**Given task**
Copy out all lines that hold "Histórico".

**Listing**
* * * * *

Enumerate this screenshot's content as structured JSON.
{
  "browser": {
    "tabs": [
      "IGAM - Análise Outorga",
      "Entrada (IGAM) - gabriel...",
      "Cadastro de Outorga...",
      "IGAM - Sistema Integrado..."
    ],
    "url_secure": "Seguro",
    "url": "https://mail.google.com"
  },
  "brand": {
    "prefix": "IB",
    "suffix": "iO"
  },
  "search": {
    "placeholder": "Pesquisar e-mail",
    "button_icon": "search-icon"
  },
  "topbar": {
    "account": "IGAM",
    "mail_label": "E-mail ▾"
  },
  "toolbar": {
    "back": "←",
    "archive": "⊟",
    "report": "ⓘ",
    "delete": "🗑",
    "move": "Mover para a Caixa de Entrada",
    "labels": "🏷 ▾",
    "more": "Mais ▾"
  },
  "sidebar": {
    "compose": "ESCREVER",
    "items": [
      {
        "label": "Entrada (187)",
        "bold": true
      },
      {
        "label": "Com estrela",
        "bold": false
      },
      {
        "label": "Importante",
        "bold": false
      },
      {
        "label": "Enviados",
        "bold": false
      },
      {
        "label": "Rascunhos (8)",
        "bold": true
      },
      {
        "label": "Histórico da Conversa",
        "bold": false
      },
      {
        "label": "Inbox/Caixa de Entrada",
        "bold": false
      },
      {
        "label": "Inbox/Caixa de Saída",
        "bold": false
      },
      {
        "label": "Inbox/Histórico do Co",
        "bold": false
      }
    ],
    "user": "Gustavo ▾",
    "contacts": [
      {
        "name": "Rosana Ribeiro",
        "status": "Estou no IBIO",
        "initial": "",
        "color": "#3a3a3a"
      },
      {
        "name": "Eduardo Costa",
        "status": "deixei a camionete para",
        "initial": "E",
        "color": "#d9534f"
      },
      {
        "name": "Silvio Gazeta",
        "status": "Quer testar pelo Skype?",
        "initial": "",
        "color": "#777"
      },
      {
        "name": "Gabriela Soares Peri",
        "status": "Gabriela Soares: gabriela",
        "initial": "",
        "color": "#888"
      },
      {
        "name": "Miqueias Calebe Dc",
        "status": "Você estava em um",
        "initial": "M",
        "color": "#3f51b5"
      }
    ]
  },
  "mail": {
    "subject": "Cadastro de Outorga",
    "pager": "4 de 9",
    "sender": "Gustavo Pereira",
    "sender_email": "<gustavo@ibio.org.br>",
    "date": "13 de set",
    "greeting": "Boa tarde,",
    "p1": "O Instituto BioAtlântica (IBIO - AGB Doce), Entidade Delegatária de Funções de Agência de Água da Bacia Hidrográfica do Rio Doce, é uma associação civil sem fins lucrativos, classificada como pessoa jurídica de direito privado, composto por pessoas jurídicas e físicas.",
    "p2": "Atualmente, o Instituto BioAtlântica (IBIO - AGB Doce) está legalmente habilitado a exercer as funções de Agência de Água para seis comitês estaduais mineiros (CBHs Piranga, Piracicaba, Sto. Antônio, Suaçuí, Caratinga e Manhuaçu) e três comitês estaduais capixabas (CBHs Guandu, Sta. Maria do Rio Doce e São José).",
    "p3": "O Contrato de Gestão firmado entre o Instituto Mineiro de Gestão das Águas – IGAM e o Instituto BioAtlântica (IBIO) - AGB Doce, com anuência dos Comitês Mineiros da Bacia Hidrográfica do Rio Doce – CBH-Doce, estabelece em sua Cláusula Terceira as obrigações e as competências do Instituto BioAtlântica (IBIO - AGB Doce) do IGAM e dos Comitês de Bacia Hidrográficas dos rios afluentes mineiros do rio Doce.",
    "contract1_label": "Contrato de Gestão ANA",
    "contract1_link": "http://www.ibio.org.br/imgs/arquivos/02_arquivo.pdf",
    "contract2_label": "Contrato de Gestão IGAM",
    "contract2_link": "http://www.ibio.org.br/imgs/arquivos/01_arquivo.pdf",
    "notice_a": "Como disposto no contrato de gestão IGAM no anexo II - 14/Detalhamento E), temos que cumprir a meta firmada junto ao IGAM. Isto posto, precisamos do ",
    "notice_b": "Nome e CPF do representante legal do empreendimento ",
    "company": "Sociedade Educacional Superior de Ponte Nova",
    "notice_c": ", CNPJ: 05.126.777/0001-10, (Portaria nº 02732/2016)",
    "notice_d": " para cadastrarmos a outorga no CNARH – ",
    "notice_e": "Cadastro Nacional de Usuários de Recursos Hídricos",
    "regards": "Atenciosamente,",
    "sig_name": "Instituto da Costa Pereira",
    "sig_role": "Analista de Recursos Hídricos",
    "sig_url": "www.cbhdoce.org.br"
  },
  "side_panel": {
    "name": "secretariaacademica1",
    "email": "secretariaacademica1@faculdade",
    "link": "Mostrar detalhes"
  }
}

* * * * *

**Final answer**
        "label": "Histórico da Conversa",
        "label": "Inbox/Histórico do Co",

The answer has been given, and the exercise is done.